[WHAT THE TASK ASKS]:
Reproduce all records exactly.
--- start MATERIAL SUPPLIED ---
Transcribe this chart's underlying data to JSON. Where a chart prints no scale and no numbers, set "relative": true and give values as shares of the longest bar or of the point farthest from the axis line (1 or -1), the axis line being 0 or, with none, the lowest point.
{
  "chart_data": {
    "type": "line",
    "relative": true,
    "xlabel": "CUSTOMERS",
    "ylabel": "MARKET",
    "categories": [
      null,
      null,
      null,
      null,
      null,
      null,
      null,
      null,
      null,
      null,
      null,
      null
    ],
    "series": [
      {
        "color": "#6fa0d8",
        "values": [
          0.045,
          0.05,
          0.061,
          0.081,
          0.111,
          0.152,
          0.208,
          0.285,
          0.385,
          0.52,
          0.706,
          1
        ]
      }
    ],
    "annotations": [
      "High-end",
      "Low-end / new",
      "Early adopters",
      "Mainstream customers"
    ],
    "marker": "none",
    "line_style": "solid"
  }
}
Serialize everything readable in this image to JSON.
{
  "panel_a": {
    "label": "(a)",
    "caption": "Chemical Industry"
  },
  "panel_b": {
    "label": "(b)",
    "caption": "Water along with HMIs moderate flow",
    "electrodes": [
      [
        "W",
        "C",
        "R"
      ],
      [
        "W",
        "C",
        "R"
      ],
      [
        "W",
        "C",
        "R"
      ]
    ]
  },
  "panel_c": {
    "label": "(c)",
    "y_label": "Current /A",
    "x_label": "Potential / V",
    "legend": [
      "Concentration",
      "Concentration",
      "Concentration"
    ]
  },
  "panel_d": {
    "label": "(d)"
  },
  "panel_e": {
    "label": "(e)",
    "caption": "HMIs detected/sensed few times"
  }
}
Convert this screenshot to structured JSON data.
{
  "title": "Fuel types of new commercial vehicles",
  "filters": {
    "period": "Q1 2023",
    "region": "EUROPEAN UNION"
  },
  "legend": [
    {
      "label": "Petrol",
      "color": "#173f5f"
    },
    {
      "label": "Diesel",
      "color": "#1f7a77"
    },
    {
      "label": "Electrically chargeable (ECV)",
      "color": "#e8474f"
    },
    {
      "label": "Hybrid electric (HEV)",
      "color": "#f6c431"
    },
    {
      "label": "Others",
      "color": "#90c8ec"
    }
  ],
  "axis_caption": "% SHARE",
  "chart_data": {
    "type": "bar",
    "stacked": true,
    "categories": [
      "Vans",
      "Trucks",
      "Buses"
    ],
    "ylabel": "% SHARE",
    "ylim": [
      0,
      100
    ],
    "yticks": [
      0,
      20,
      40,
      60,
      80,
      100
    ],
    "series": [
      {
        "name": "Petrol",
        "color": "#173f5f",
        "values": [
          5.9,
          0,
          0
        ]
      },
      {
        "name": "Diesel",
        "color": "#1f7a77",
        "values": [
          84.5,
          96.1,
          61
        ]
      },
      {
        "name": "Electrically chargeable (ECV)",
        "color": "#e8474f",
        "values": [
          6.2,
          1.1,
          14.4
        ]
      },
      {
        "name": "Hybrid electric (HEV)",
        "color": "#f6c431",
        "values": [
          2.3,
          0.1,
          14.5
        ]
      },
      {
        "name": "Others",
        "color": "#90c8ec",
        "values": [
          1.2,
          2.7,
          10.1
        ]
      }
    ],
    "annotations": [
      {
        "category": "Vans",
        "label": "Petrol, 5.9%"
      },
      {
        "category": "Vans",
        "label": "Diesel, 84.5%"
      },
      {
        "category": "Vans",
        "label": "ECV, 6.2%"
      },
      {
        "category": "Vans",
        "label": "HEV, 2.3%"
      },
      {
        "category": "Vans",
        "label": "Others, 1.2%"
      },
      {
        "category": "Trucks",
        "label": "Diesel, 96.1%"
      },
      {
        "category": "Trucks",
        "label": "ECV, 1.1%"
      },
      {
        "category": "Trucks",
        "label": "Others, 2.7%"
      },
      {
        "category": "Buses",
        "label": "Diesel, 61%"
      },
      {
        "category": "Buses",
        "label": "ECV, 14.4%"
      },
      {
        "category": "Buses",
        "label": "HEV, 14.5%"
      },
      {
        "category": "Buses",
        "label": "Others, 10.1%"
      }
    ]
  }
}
--- end MATERIAL SUPPLIED ---
[SOLUTION TO THE EXERCISE]:
Transcribe this chart's underlying data to JSON. Where a chart prints no scale and no numbers, set "relative": true and give values as shares of the longest bar or of the point farthest from the axis line (1 or -1), the axis line being 0 or, with none, the lowest point.
{
  "chart_data": {
    "type": "line",
    "relative": true,
    "xlabel": "CUSTOMERS",
    "ylabel": "MARKET",
    "categories": [
      null,
      null,
      null,
      null,
      null,
      null,
      null,
      null,
      null,
      null,
      null,
      null
    ],
    "series": [
      {
        "color": "#6fa0d8",
        "values": [
          0.045,
          0.05,
          0.061,
          0.081,
          0.111,
          0.152,
          0.208,
          0.285,
          0.385,
          0.52,
          0.706,
          1
        ]
      }
    ],
    "annotations": [
      "High-end",
      "Low-end / new",
      "Early adopters",
      "Mainstream customers"
    ],
    "marker": "none",
    "line_style": "solid"
  }
}
Serialize everything readable in this image to JSON.
{
  "panel_a": {
    "label": "(a)",
    "caption": "Chemical Industry"
  },
  "panel_b": {
    "label": "(b)",
    "caption": "Water along with HMIs moderate flow",
    "electrodes": [
      [
        "W",
        "C",
        "R"
      ],
      [
        "W",
        "C",
        "R"
      ],
      [
        "W",
        "C",
        "R"
      ]
    ]
  },
  "panel_c": {
    "label": "(c)",
    "y_label": "Current /A",
    "x_label": "Potential / V",
    "legend": [
      "Concentration",
      "Concentration",
      "Concentration"
    ]
  },
  "panel_d": {
    "label": "(d)"
  },
  "panel_e": {
    "label": "(e)",
    "caption": "HMIs detected/sensed few times"
  }
}
Convert this screenshot to structured JSON data.
{
  "title": "Fuel types of new commercial vehicles",
  "filters": {
    "period": "Q1 2023",
    "region": "EUROPEAN UNION"
  },
  "legend": [
    {
      "label": "Petrol",
      "color": "#173f5f"
    },
    {
      "label": "Diesel",
      "color": "#1f7a77"
    },
    {
      "label": "Electrically chargeable (ECV)",
      "color": "#e8474f"
    },
    {
      "label": "Hybrid electric (HEV)",
      "color": "#f6c431"
    },
    {
      "label": "Others",
      "color": "#90c8ec"
    }
  ],
  "axis_caption": "% SHARE",
  "chart_data": {
    "type": "bar",
    "stacked": true,
    "categories": [
      "Vans",
      "Trucks",
      "Buses"
    ],
    "ylabel": "% SHARE",
    "ylim": [
      0,
      100
    ],
    "yticks": [
      0,
      20,
      40,
      60,
      80,
      100
    ],
    "series": [
      {
        "name": "Petrol",
        "color": "#173f5f",
        "values": [
          5.9,
          0,
          0
        ]
      },
      {
        "name": "Diesel",
        "color": "#1f7a77",
        "values": [
          84.5,
          96.1,
          61
        ]
      },
      {
        "name": "Electrically chargeable (ECV)",
        "color": "#e8474f",
        "values": [
          6.2,
          1.1,
          14.4
        ]
      },
      {
        "name": "Hybrid electric (HEV)",
        "color": "#f6c431",
        "values": [
          2.3,
          0.1,
          14.5
        ]
      },
      {
        "name": "Others",
        "color": "#90c8ec",
        "values": [
          1.2,
          2.7,
          10.1
        ]
      }
    ],
    "annotations": [
      {
        "category": "Vans",
        "label": "Petrol, 5.9%"
      },
      {
        "category": "Vans",
        "label": "Diesel, 84.5%"
      },
      {
        "category": "Vans",
        "label": "ECV, 6.2%"
      },
      {
        "category": "Vans",
        "label": "HEV, 2.3%"
      },
      {
        "category": "Vans",
        "label": "Others, 1.2%"
      },
      {
        "category": "Trucks",
        "label": "Diesel, 96.1%"
      },
      {
        "category": "Trucks",
        "label": "ECV, 1.1%"
      },
      {
        "category": "Trucks",
        "label": "Others, 2.7%"
      },
      {
        "category": "Buses",
        "label": "Diesel, 61%"
      },
      {
        "category": "Buses",
        "label": "ECV, 14.4%"
      },
      {
        "category": "Buses",
        "label": "HEV, 14.5%"
      },
      {
        "category": "Buses",
        "label": "Others, 10.1%"
      }
    ]
  }
}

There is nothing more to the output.